### Objective
Turn the listing below into a Markdown table with the columns n and Line, one numbered row per nonblank line. Leave the pictures out.
###
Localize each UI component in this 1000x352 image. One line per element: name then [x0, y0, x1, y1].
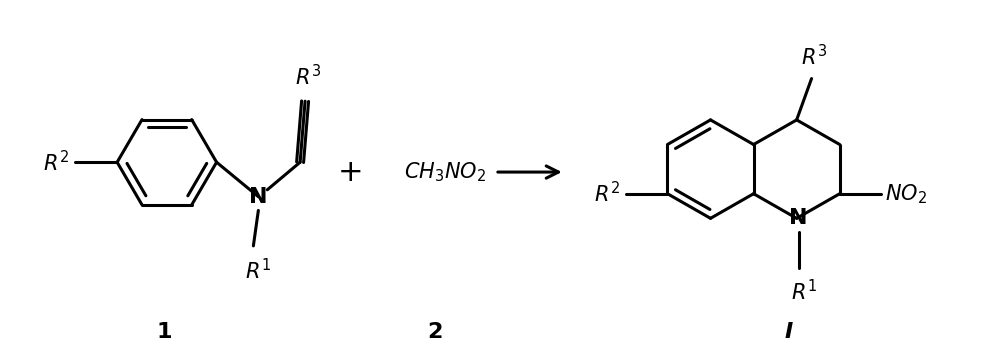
Text: $R^1$: $R^1$ [245, 258, 271, 283]
Text: $R^2$: $R^2$ [594, 181, 620, 206]
Text: I: I [784, 321, 793, 341]
Text: N: N [249, 187, 268, 207]
Text: 1: 1 [156, 321, 172, 341]
Text: N: N [789, 208, 808, 228]
Text: 2: 2 [428, 321, 443, 341]
Text: $R^3$: $R^3$ [295, 64, 321, 89]
Text: +: + [338, 158, 364, 187]
Text: $CH_3NO_2$: $CH_3NO_2$ [404, 160, 486, 184]
Text: $R^2$: $R^2$ [43, 150, 69, 175]
Text: $R^3$: $R^3$ [801, 44, 827, 69]
Text: $R^1$: $R^1$ [791, 279, 817, 304]
Text: $NO_2$: $NO_2$ [885, 182, 927, 206]
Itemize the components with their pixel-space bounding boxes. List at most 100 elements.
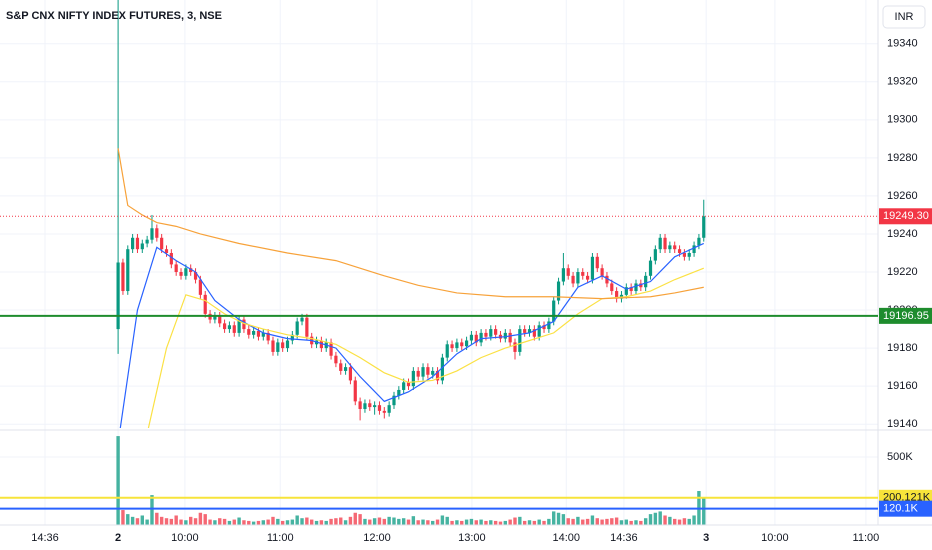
volume-bar xyxy=(435,519,440,525)
axes: 1914019160191801920019220192401926019280… xyxy=(31,38,932,544)
volume-bar xyxy=(126,514,130,525)
volume-bar xyxy=(450,520,454,525)
volume-bar xyxy=(619,520,624,525)
volume-bar xyxy=(242,520,246,525)
candle-body xyxy=(213,315,217,320)
volume-bar xyxy=(193,518,198,525)
candle-body xyxy=(668,245,672,250)
candle-body xyxy=(363,403,367,409)
volume-bar xyxy=(339,517,343,525)
y2-tick-label: 500K xyxy=(887,451,913,463)
volume-bar xyxy=(566,518,570,525)
volume-bar xyxy=(334,518,338,525)
volume-bar xyxy=(682,518,687,525)
candle-body xyxy=(576,272,580,284)
x-tick-label: 10:00 xyxy=(761,532,789,544)
candle-body xyxy=(653,249,657,261)
volume-bar xyxy=(431,520,435,525)
candle-body xyxy=(252,330,256,335)
volume-bar xyxy=(290,519,295,525)
candle-body xyxy=(135,237,140,250)
chart-title: S&P CNX NIFTY INDEX FUTURES, 3, NSE xyxy=(6,10,222,22)
currency-button[interactable] xyxy=(882,5,926,29)
volume-bar xyxy=(518,516,522,525)
candle-body xyxy=(677,249,682,253)
volume-bar xyxy=(295,515,299,525)
candle-body xyxy=(329,342,333,356)
volume-bar xyxy=(576,516,580,525)
candle-body xyxy=(489,329,493,337)
candle-body xyxy=(411,370,415,387)
volume-bar xyxy=(218,518,222,525)
candle-body xyxy=(629,287,633,292)
candle-body xyxy=(610,283,614,292)
candle-body xyxy=(644,275,648,288)
y-tick-label: 19240 xyxy=(887,228,918,240)
price-label: 19249.30 xyxy=(883,210,929,222)
candle-body xyxy=(266,332,270,341)
candle-body xyxy=(484,332,488,337)
x-tick-label: 14:00 xyxy=(553,532,581,544)
volume-bar xyxy=(377,517,382,525)
volume-bar xyxy=(663,515,667,525)
volume-bar xyxy=(585,518,590,525)
candle-body xyxy=(702,216,706,238)
candle-body xyxy=(663,237,667,250)
candle-body xyxy=(503,332,507,339)
candle-body xyxy=(179,272,183,276)
x-tick-label: 14:36 xyxy=(610,532,638,544)
volume-bar xyxy=(116,436,120,525)
candle-body xyxy=(392,395,396,406)
volume-bar xyxy=(460,520,464,525)
candle-body xyxy=(319,340,323,349)
volume-bar xyxy=(561,514,566,525)
x-tick-label: 10:00 xyxy=(171,532,199,544)
volume-bar xyxy=(363,518,367,525)
volume-bar xyxy=(256,520,261,525)
volume-bar xyxy=(266,519,270,525)
candle-body xyxy=(561,268,565,282)
candle-body xyxy=(673,245,677,250)
candle-body xyxy=(624,287,628,295)
volume-bar xyxy=(498,521,503,525)
y-tick-label: 19220 xyxy=(887,266,918,278)
volume-bar xyxy=(382,518,387,525)
candle-body xyxy=(261,332,265,337)
candle-body xyxy=(184,268,188,276)
candle-body xyxy=(508,332,512,343)
volume-bar xyxy=(319,520,324,525)
candle-body xyxy=(232,325,236,333)
volume-bar xyxy=(600,519,604,525)
ma-line xyxy=(117,148,704,300)
volume-bar xyxy=(513,517,517,525)
candle-body xyxy=(343,367,348,371)
candle-body xyxy=(416,370,420,377)
volume-bar xyxy=(527,520,532,525)
volume-bar xyxy=(222,518,227,525)
candle-body xyxy=(615,291,619,299)
candle-body xyxy=(150,228,154,240)
candle-body xyxy=(305,317,309,337)
volume-bar xyxy=(474,520,478,525)
candle-body xyxy=(382,410,386,413)
volume-bar xyxy=(145,519,149,525)
volume-bar xyxy=(203,514,207,525)
volume-bar xyxy=(237,517,241,525)
candle-body xyxy=(160,237,164,250)
volume-bar xyxy=(445,516,449,525)
candle-body xyxy=(276,342,280,352)
volume-bar xyxy=(411,516,416,525)
x-tick-label: 3 xyxy=(703,532,709,544)
candle-body xyxy=(377,405,382,411)
volume-bar xyxy=(285,520,290,525)
volume-bar xyxy=(673,518,677,525)
volume-bar xyxy=(329,518,333,525)
volume-bar xyxy=(353,512,357,525)
currency-label[interactable]: INR xyxy=(895,11,914,23)
candle-body xyxy=(387,405,391,413)
candle-body xyxy=(479,332,483,343)
volume-bar xyxy=(643,518,648,525)
candle-body xyxy=(585,275,590,280)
###
### Exercise solution
| n | Line |
|---|---|
| 1 | Localize each UI component in this 1000x352 image. One line per element: name then [x0, y0, x1, y1]. |
| 2 | Text: $R^1$: $R^1$ [245, 258, 271, 283] |
| 3 | Text: $R^2$: $R^2$ [594, 181, 620, 206] |
| 4 | Text: I: I [784, 321, 793, 341] |
| 5 | Text: N: N [249, 187, 268, 207] |
| 6 | Text: 1: 1 [156, 321, 172, 341] |
| 7 | Text: N: N [789, 208, 808, 228] |
| 8 | Text: 2: 2 [428, 321, 443, 341] |
| 9 | Text: $R^3$: $R^3$ [295, 64, 321, 89] |
| 10 | Text: +: + [338, 158, 364, 187] |
| 11 | Text: $CH_3NO_2$: $CH_3NO_2$ [404, 160, 486, 184] |
| 12 | Text: $R^2$: $R^2$ [43, 150, 69, 175] |
| 13 | Text: $R^3$: $R^3$ [801, 44, 827, 69] |
| 14 | Text: $R^1$: $R^1$ [791, 279, 817, 304] |
| 15 | Text: $NO_2$: $NO_2$ [885, 182, 927, 206] |
| 16 | Itemize the components with their pixel-space bounding boxes. List at most 100 elements. |
| 17 | volume-bar xyxy=(435,519,440,525) |
| 18 | axes: 1914019160191801920019220192401926019280… xyxy=(31,38,932,544) |
| 19 | volume-bar xyxy=(126,514,130,525) |
| 20 | volume-bar xyxy=(450,520,454,525) |
| 21 | volume-bar xyxy=(619,520,624,525) |
| 22 | volume-bar xyxy=(242,520,246,525) |
| 23 | candle-body xyxy=(213,315,217,320) |
| 24 | volume-bar xyxy=(193,518,198,525) |
| 25 | candle-body xyxy=(668,245,672,250) |
| 26 | candle-body xyxy=(363,403,367,409) |
| 27 | volume-bar xyxy=(339,517,343,525) |
| 28 | y2-tick-label: 500K xyxy=(887,451,913,463) |
| 29 | volume-bar xyxy=(566,518,570,525) |
| 30 | volume-bar xyxy=(334,518,338,525) |
| 31 | volume-bar xyxy=(682,518,687,525) |
| 32 | candle-body xyxy=(576,272,580,284) |
| 33 | x-tick-label: 10:00 xyxy=(761,532,789,544) |
| 34 | candle-body xyxy=(653,249,657,261) |
| 35 | volume-bar xyxy=(431,520,435,525) |
| 36 | candle-body xyxy=(252,330,256,335) |
| 37 | volume-bar xyxy=(290,519,295,525) |
| 38 | candle-body xyxy=(135,237,140,250) |
| 39 | chart-title: S&P CNX NIFTY INDEX FUTURES, 3, NSE xyxy=(6,10,222,22) |
| 40 | currency-button[interactable] xyxy=(882,5,926,29) |
| 41 | volume-bar xyxy=(518,516,522,525) |
| 42 | candle-body xyxy=(677,249,682,253) |
| 43 | volume-bar xyxy=(295,515,299,525) |
| 44 | candle-body xyxy=(329,342,333,356) |
| 45 | volume-bar xyxy=(576,516,580,525) |
| 46 | candle-body xyxy=(489,329,493,337) |
| 47 | candle-body xyxy=(411,370,415,387) |
| 48 | volume-bar xyxy=(218,518,222,525) |
| 49 | candle-body xyxy=(629,287,633,292) |
| 50 | candle-body xyxy=(610,283,614,292) |
| 51 | candle-body xyxy=(644,275,648,288) |
| 52 | y-tick-label: 19240 xyxy=(887,228,918,240) |
| 53 | price-label: 19249.30 xyxy=(883,210,929,222) |
| 54 | candle-body xyxy=(266,332,270,341) |
| 55 | candle-body xyxy=(484,332,488,337) |
| 56 | x-tick-label: 14:00 xyxy=(553,532,581,544) |
| 57 | volume-bar xyxy=(377,517,382,525) |
| 58 | volume-bar xyxy=(663,515,667,525) |
| 59 | volume-bar xyxy=(585,518,590,525) |
| 60 | candle-body xyxy=(702,216,706,238) |
| 61 | candle-body xyxy=(663,237,667,250) |
| 62 | candle-body xyxy=(503,332,507,339) |
| 63 | candle-body xyxy=(179,272,183,276) |
| 64 | x-tick-label: 14:36 xyxy=(610,532,638,544) |
| 65 | volume-bar xyxy=(116,436,120,525) |
| 66 | candle-body xyxy=(392,395,396,406) |
| 67 | volume-bar xyxy=(460,520,464,525) |
| 68 | candle-body xyxy=(319,340,323,349) |
| 69 | volume-bar xyxy=(561,514,566,525) |
| 70 | x-tick-label: 10:00 xyxy=(171,532,199,544) |
| 71 | volume-bar xyxy=(363,518,367,525) |
| 72 | volume-bar xyxy=(256,520,261,525) |
| 73 | volume-bar xyxy=(266,519,270,525) |
| 74 | candle-body xyxy=(561,268,565,282) |
| 75 | candle-body xyxy=(673,245,677,250) |
| 76 | candle-body xyxy=(624,287,628,295) |
| 77 | volume-bar xyxy=(498,521,503,525) |
| 78 | y-tick-label: 19220 xyxy=(887,266,918,278) |
| 79 | volume-bar xyxy=(382,518,387,525) |
| 80 | candle-body xyxy=(261,332,265,337) |
| 81 | candle-body xyxy=(184,268,188,276) |
| 82 | candle-body xyxy=(508,332,512,343) |
| 83 | volume-bar xyxy=(319,520,324,525) |
| 84 | candle-body xyxy=(232,325,236,333) |
| 85 | volume-bar xyxy=(600,519,604,525) |
| 86 | ma-line xyxy=(117,148,704,300) |
| 87 | volume-bar xyxy=(513,517,517,525) |
| 88 | candle-body xyxy=(343,367,348,371) |
| 89 | candle-body xyxy=(416,370,420,377) |
| 90 | volume-bar xyxy=(527,520,532,525) |
| 91 | volume-bar xyxy=(222,518,227,525) |
| 92 | candle-body xyxy=(615,291,619,299) |
| 93 | candle-body xyxy=(150,228,154,240) |
| 94 | candle-body xyxy=(305,317,309,337) |
| 95 | volume-bar xyxy=(474,520,478,525) |
| 96 | candle-body xyxy=(382,410,386,413) |
| 97 | volume-bar xyxy=(145,519,149,525) |
| 98 | volume-bar xyxy=(203,514,207,525) |
| 99 | volume-bar xyxy=(237,517,241,525) |
| 100 | candle-body xyxy=(160,237,164,250) |
| 101 | volume-bar xyxy=(445,516,449,525) |
| 102 | candle-body xyxy=(276,342,280,352) |
| 103 | volume-bar xyxy=(411,516,416,525) |
| 104 | x-tick-label: 3 xyxy=(703,532,709,544) |
| 105 | candle-body xyxy=(377,405,382,411) |
| 106 | volume-bar xyxy=(285,520,290,525) |
| 107 | volume-bar xyxy=(673,518,677,525) |
| 108 | volume-bar xyxy=(329,518,333,525) |
| 109 | volume-bar xyxy=(353,512,357,525) |
| 110 | currency-label[interactable]: INR xyxy=(895,11,914,23) |
| 111 | candle-body xyxy=(387,405,391,413) |
| 112 | candle-body xyxy=(479,332,483,343) |
| 113 | volume-bar xyxy=(643,518,648,525) |
| 114 | candle-body xyxy=(585,275,590,280) |